Task — Without the pictures, set down the records below word for word.

..............................

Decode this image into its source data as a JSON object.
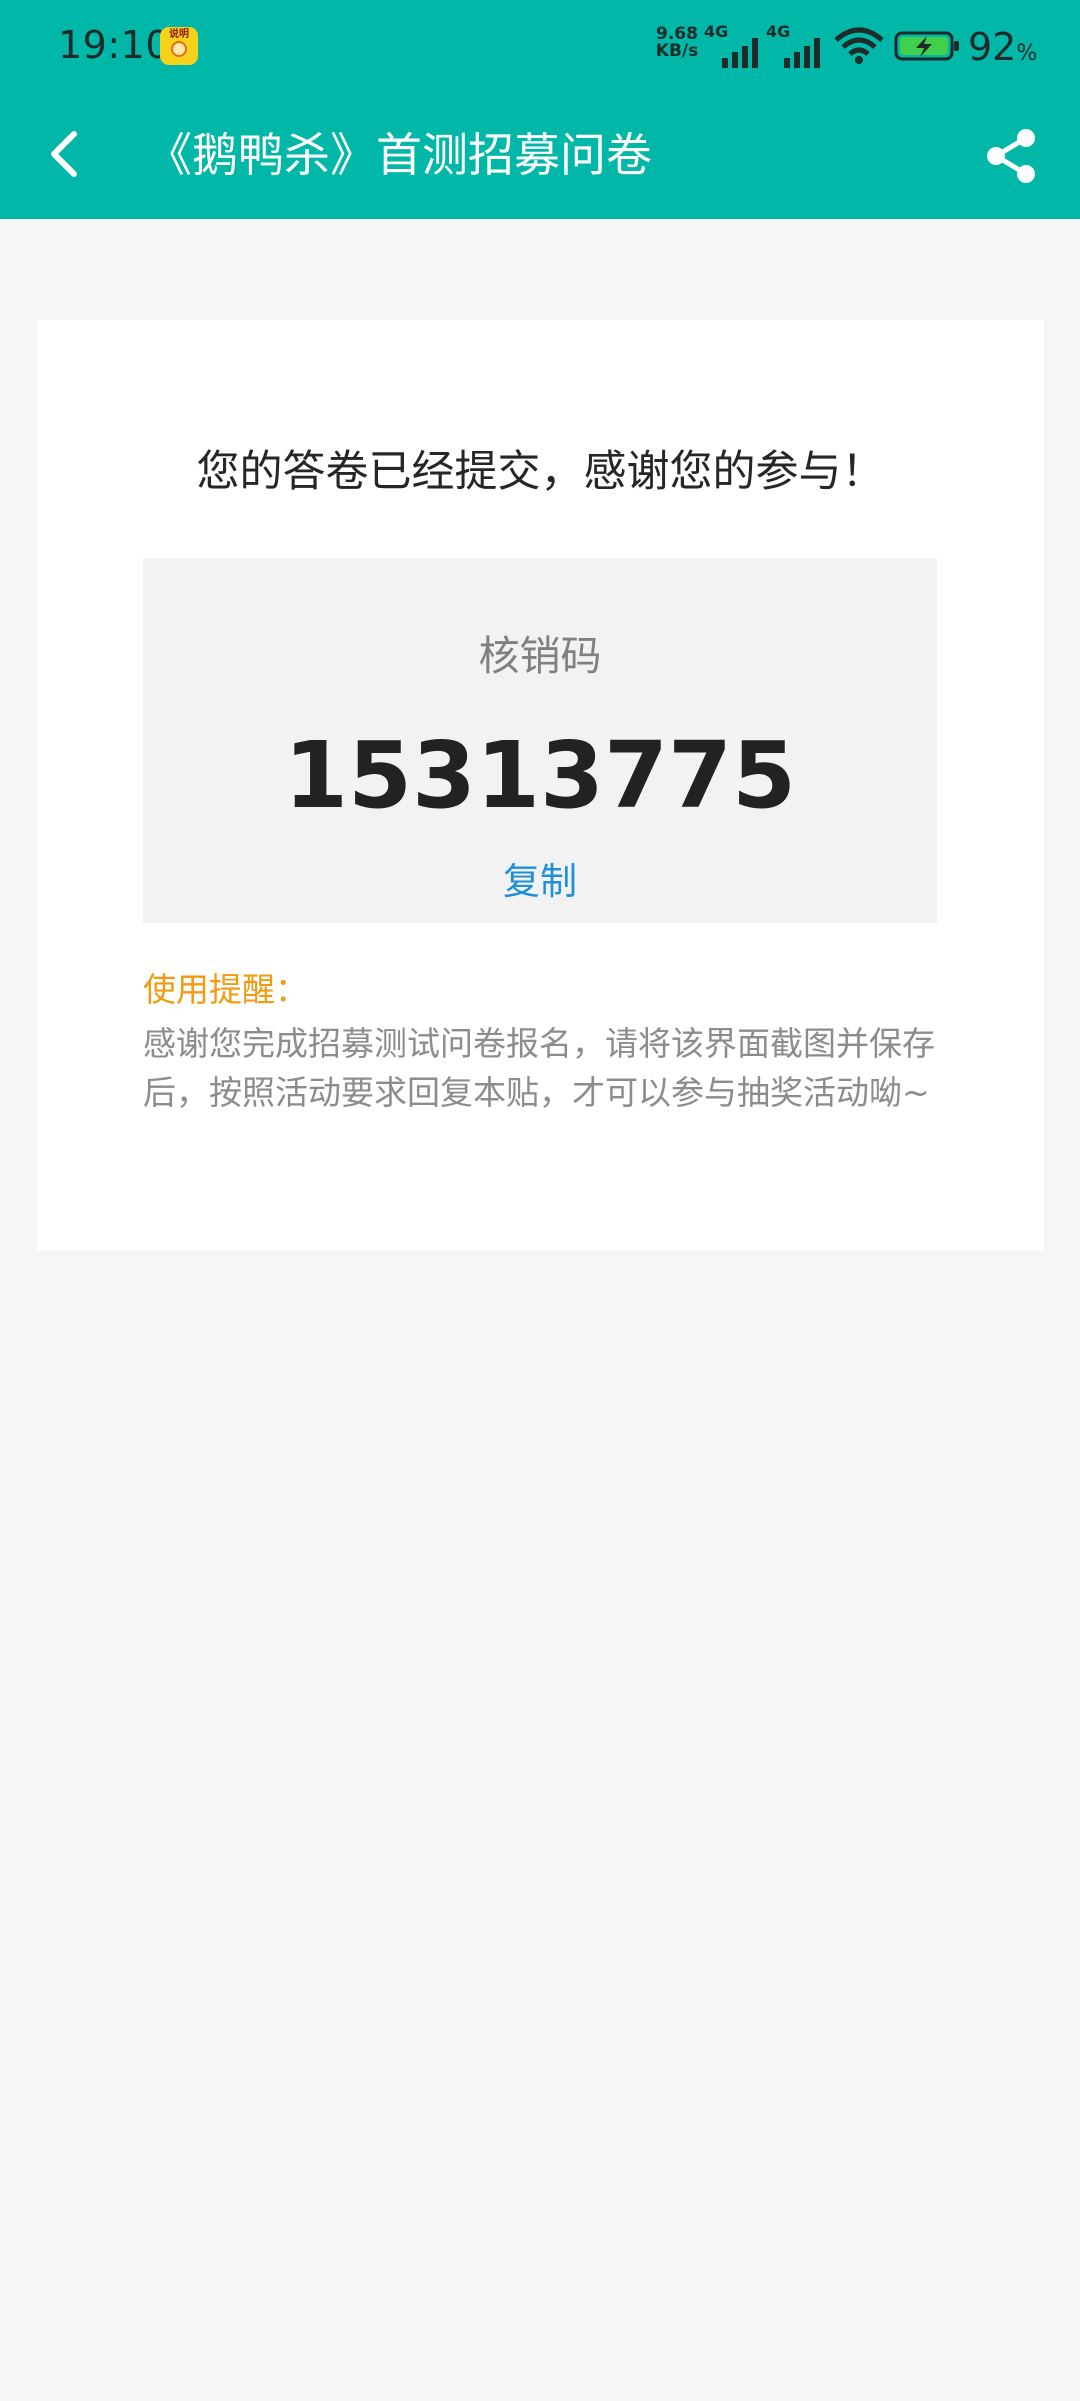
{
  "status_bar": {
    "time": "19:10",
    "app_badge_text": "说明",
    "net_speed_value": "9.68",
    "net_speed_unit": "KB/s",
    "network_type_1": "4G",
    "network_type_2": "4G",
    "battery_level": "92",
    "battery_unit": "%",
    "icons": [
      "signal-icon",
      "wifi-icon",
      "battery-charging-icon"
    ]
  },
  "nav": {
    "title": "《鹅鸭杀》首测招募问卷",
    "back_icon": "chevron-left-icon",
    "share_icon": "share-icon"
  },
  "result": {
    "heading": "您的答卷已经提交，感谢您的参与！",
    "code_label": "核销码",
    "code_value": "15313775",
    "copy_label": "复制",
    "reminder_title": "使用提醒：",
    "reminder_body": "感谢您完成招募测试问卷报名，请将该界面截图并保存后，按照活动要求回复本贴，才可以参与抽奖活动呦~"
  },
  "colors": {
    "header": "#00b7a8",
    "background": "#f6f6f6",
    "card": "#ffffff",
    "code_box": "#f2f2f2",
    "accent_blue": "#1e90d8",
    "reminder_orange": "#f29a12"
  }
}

..............................

Solution to this exercise —
Decode this image into its source data as a JSON object.
{
  "status_bar": {
    "time": "19:10",
    "app_badge_text": "说明",
    "net_speed_value": "9.68",
    "net_speed_unit": "KB/s",
    "network_type_1": "4G",
    "network_type_2": "4G",
    "battery_level": "92",
    "battery_unit": "%",
    "icons": [
      "signal-icon",
      "wifi-icon",
      "battery-charging-icon"
    ]
  },
  "nav": {
    "title": "《鹅鸭杀》首测招募问卷",
    "back_icon": "chevron-left-icon",
    "share_icon": "share-icon"
  },
  "result": {
    "heading": "您的答卷已经提交，感谢您的参与！",
    "code_label": "核销码",
    "code_value": "15313775",
    "copy_label": "复制",
    "reminder_title": "使用提醒：",
    "reminder_body": "感谢您完成招募测试问卷报名，请将该界面截图并保存后，按照活动要求回复本贴，才可以参与抽奖活动呦~"
  },
  "colors": {
    "header": "#00b7a8",
    "background": "#f6f6f6",
    "card": "#ffffff",
    "code_box": "#f2f2f2",
    "accent_blue": "#1e90d8",
    "reminder_orange": "#f29a12"
  }
}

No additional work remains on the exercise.